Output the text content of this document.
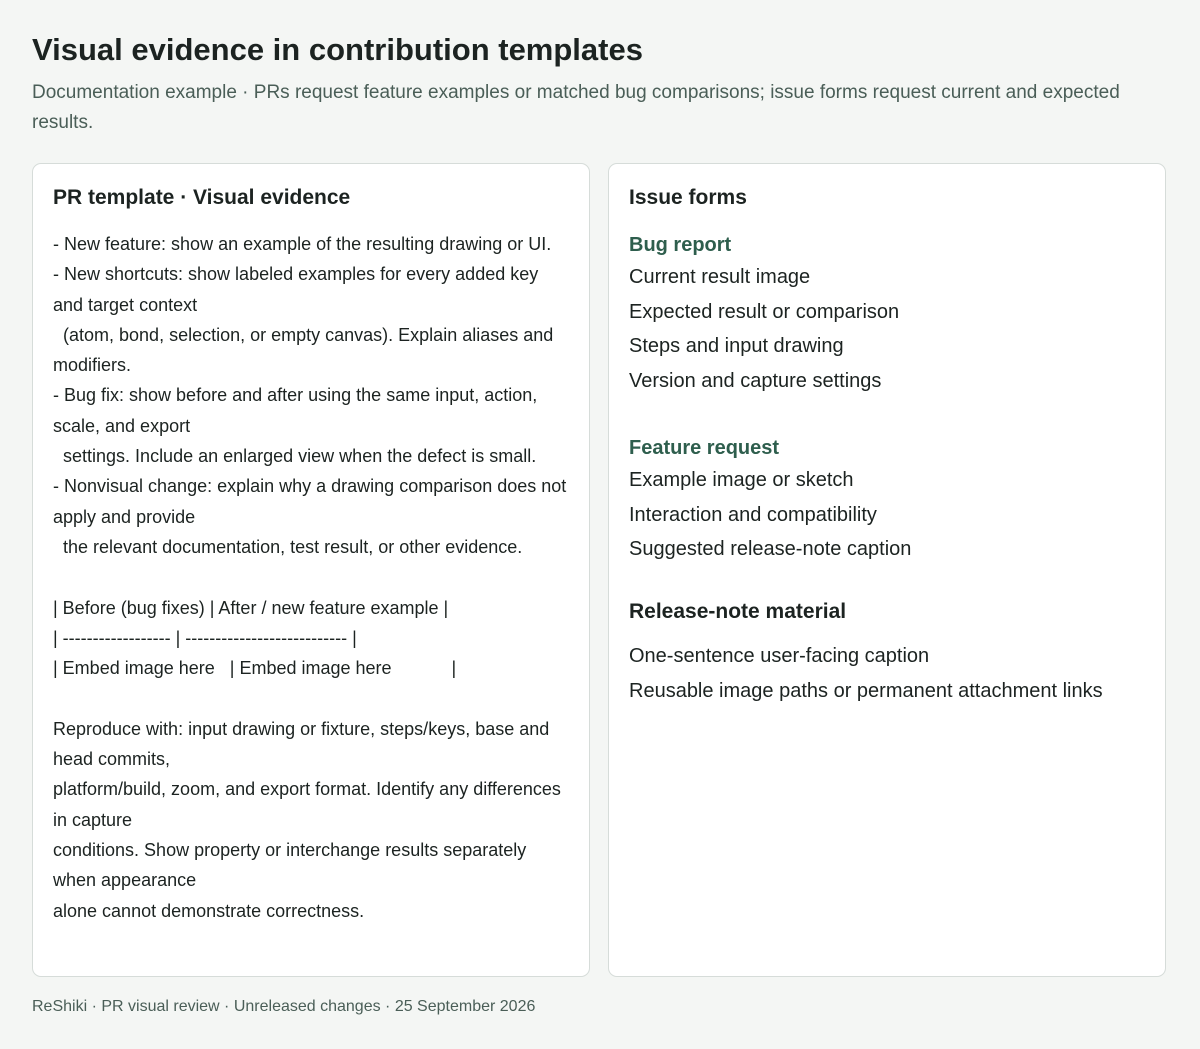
Visual evidence in contribution templates

Documentation example · PRs request feature examples or matched bug comparisons; issue forms request current and expected results.

PR template · Visual evidence
- New feature: show an example of the resulting drawing or UI.
- New shortcuts: show labeled examples for every added key and target context
(atom, bond, selection, or empty canvas). Explain aliases and modifiers.
- Bug fix: show before and after using the same input, action, scale, and export
settings. Include an enlarged view when the defect is small.
- Nonvisual change: explain why a drawing comparison does not apply and provide
the relevant documentation, test result, or other evidence.

| Before (bug fixes) | After / new feature example |
| ------------------ | --------------------------- |
| Embed image here   | Embed image here            |

Reproduce with: input drawing or fixture, steps/keys, base and head commits,
platform/build, zoom, and export format. Identify any differences in capture
conditions. Show property or interchange results separately when appearance
alone cannot demonstrate correctness.
Issue forms
Bug report
Current result image
Expected result or comparison
Steps and input drawing
Version and capture settings
Feature request
Example image or sketch
Interaction and compatibility
Suggested release-note caption
Release-note material
One-sentence user-facing caption
Reusable image paths or permanent attachment links
ReShiki · PR visual review · Unreleased changes · 25 September 2026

---------------

EXERCISE PROMPT. Wherever the string "forms" appears in the entries above, list that line.

CORRECT RESULT.
Documentation example · PRs request feature examples or matched bug comparisons; issue forms request current and expected results.
Issue forms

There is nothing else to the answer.